DIRECTIONS
Extract each line bearing the word "juga".

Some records

----

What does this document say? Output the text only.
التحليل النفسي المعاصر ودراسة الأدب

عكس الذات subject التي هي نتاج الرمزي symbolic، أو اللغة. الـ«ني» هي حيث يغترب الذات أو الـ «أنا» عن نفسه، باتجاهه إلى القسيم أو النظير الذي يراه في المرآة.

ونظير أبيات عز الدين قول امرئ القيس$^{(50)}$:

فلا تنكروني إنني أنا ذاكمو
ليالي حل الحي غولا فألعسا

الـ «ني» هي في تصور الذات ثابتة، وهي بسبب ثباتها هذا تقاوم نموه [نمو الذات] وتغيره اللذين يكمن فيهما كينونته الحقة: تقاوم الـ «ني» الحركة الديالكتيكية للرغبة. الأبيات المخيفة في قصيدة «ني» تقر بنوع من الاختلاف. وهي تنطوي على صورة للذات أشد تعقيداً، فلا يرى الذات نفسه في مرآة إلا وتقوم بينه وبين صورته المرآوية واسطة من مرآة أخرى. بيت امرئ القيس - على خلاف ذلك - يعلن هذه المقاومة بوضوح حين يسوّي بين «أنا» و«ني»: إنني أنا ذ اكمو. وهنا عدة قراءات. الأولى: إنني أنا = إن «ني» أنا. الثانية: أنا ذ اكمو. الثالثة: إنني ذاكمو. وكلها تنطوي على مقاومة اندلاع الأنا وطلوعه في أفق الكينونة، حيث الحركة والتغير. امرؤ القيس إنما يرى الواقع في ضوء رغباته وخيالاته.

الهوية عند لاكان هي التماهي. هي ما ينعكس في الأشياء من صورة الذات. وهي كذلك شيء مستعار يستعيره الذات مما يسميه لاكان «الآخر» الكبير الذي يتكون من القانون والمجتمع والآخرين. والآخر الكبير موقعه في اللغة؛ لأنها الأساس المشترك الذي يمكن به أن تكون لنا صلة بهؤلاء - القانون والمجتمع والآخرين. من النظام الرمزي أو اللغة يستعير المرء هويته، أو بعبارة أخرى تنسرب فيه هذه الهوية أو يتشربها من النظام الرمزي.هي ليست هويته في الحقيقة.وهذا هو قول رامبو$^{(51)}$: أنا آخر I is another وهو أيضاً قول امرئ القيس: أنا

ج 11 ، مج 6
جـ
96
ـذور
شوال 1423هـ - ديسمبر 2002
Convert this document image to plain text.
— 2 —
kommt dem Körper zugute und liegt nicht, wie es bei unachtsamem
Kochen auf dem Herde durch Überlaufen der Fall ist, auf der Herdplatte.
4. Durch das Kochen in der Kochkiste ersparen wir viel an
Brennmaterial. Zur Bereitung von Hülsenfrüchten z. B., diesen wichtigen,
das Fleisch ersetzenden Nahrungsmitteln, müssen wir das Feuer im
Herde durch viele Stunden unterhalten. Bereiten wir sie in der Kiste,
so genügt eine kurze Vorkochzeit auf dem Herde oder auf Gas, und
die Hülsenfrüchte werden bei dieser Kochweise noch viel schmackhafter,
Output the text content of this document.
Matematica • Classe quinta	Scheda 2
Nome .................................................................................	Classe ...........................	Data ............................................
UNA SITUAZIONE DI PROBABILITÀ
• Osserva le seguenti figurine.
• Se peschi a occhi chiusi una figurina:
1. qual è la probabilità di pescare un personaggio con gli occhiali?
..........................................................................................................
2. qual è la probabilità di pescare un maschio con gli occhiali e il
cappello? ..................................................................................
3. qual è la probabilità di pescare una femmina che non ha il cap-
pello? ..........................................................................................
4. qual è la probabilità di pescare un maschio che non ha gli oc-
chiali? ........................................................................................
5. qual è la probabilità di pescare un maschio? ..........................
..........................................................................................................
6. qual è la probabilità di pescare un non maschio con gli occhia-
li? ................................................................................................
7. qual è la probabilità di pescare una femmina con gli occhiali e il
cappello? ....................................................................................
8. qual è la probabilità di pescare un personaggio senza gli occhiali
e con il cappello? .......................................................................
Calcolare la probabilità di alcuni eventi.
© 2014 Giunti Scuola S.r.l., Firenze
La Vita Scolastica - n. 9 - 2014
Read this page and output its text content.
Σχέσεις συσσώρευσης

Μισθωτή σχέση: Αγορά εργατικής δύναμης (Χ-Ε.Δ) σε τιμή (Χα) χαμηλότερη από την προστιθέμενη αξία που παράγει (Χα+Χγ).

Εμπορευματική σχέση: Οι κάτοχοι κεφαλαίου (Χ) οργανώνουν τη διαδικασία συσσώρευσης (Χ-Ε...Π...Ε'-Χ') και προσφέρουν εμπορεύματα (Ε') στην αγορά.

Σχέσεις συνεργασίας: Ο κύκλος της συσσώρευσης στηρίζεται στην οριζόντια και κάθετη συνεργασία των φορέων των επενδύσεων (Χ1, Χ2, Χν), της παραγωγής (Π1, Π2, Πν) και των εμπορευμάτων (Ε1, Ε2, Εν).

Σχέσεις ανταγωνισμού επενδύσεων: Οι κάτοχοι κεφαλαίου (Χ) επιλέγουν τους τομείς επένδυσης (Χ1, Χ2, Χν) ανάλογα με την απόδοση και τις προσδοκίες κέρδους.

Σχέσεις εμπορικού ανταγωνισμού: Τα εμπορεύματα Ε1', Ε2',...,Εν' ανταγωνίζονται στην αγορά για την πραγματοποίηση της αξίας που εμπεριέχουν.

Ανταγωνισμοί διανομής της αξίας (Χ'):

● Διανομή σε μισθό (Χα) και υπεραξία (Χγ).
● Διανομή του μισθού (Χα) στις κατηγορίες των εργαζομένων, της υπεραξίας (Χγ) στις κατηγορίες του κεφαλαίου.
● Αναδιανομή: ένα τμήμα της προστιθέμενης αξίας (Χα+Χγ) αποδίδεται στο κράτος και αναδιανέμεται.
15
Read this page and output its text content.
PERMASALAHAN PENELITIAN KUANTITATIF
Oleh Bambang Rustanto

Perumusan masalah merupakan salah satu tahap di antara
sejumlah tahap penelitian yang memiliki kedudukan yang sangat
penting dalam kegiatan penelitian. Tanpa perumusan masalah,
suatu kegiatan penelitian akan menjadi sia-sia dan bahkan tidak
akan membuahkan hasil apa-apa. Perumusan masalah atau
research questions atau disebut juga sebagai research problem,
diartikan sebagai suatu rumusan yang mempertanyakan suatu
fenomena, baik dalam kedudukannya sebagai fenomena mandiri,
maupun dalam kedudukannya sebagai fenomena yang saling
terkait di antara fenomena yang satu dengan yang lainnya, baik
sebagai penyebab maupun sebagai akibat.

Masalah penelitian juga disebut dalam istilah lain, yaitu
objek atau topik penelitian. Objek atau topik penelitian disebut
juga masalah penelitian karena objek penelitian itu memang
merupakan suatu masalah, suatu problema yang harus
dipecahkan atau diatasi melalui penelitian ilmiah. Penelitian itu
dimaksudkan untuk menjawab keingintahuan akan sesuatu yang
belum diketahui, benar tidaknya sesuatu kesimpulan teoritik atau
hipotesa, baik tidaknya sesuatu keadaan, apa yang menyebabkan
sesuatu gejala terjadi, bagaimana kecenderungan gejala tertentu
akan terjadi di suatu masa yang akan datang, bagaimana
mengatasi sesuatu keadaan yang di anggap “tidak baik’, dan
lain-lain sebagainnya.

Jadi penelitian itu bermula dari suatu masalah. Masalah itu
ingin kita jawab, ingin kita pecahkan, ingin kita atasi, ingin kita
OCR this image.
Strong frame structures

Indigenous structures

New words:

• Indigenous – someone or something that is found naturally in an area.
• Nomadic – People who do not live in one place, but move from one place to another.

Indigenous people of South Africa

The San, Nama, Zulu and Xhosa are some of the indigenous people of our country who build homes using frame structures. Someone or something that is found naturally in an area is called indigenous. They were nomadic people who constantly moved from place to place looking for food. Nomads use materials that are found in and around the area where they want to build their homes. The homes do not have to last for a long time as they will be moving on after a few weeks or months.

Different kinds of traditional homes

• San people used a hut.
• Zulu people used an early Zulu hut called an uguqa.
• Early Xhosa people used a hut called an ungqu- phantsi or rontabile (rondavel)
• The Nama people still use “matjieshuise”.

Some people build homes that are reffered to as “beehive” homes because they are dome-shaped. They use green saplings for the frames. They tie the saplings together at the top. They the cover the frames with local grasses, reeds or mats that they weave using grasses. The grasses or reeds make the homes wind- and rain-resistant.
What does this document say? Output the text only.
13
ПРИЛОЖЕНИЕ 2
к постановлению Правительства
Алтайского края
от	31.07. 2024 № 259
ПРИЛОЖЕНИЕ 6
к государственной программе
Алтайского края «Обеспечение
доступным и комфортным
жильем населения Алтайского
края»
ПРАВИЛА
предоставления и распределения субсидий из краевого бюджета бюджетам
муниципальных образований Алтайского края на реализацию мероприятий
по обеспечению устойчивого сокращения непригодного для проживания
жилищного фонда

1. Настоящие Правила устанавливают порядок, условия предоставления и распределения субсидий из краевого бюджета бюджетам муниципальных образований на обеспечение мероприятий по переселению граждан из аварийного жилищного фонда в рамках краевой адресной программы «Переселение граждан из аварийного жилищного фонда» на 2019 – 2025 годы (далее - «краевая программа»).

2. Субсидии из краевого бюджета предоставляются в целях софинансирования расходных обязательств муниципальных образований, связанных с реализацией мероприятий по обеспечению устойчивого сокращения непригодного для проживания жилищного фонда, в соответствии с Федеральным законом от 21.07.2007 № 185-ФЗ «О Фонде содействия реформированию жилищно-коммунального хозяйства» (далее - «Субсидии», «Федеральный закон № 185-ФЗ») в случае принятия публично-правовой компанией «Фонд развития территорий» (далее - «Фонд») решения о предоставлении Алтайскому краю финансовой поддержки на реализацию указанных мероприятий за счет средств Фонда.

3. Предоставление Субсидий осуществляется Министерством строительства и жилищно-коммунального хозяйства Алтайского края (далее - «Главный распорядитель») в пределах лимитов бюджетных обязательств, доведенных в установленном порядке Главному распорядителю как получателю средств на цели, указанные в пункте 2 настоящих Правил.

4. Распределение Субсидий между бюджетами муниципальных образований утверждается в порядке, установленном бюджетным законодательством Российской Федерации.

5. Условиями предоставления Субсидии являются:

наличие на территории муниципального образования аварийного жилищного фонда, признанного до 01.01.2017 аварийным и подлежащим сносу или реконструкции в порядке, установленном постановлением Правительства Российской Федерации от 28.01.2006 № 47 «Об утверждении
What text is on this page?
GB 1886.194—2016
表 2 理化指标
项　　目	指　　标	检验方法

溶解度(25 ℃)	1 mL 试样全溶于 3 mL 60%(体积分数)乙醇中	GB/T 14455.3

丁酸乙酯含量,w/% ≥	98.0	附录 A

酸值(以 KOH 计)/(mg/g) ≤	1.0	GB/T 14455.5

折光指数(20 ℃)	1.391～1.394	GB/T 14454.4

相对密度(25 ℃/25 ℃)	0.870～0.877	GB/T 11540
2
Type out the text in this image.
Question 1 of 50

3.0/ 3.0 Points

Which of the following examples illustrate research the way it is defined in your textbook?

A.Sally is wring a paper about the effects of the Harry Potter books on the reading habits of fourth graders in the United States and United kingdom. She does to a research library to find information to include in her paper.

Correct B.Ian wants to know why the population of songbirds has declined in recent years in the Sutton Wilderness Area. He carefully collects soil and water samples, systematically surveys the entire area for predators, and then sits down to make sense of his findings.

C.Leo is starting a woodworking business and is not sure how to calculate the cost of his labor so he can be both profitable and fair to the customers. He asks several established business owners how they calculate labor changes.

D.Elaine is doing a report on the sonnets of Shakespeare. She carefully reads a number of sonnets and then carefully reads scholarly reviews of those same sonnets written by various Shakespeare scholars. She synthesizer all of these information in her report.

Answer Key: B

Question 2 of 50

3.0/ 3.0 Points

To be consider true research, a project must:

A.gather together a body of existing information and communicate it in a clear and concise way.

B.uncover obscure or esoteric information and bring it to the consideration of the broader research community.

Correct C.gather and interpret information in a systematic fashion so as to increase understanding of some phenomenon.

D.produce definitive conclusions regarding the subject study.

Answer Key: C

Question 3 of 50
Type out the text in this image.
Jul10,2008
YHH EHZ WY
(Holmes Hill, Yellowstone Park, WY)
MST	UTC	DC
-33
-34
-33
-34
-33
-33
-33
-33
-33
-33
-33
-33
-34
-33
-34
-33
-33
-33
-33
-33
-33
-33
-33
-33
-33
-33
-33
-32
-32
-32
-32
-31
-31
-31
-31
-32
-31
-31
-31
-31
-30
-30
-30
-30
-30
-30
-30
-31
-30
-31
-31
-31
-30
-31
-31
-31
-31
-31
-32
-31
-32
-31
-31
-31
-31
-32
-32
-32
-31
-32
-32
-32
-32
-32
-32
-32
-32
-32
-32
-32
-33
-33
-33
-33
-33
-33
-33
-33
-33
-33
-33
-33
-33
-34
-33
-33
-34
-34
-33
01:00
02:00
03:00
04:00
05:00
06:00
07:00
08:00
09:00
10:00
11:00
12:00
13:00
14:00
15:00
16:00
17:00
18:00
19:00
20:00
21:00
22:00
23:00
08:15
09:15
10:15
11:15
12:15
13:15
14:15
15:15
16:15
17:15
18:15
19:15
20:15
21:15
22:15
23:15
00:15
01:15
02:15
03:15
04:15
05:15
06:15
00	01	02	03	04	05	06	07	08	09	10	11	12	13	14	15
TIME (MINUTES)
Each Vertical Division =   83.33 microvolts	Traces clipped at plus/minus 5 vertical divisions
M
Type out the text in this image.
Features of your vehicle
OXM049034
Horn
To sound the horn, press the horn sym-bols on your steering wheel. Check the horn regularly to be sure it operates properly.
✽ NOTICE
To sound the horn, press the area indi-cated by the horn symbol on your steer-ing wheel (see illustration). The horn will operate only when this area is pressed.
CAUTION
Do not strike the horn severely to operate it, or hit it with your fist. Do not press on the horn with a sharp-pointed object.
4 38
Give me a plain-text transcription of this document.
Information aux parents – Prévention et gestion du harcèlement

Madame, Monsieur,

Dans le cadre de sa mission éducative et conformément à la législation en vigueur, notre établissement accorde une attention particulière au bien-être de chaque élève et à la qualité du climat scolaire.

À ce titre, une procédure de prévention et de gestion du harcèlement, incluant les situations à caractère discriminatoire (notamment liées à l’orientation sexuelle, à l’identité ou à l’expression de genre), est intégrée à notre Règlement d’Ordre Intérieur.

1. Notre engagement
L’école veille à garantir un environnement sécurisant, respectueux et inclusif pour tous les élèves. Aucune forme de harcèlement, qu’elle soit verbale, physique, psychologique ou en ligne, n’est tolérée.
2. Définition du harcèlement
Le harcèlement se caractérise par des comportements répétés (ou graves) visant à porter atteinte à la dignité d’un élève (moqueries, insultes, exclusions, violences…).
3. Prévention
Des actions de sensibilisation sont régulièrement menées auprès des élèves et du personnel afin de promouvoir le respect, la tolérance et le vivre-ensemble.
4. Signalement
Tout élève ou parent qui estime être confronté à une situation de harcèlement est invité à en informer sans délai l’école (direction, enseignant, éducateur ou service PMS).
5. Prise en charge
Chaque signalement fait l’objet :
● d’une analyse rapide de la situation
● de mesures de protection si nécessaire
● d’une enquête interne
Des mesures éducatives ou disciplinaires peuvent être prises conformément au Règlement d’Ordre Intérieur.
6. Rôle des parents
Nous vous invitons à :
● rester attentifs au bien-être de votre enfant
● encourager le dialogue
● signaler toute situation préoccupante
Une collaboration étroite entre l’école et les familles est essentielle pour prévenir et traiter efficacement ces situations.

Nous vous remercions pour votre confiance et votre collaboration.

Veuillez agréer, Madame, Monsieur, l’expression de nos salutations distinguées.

----

EXERCISE RESPONSE
research questions atau disebut juga sebagai research problem,
Masalah penelitian juga disebut dalam istilah lain, yaitu
juga masalah penelitian karena objek penelitian itu memang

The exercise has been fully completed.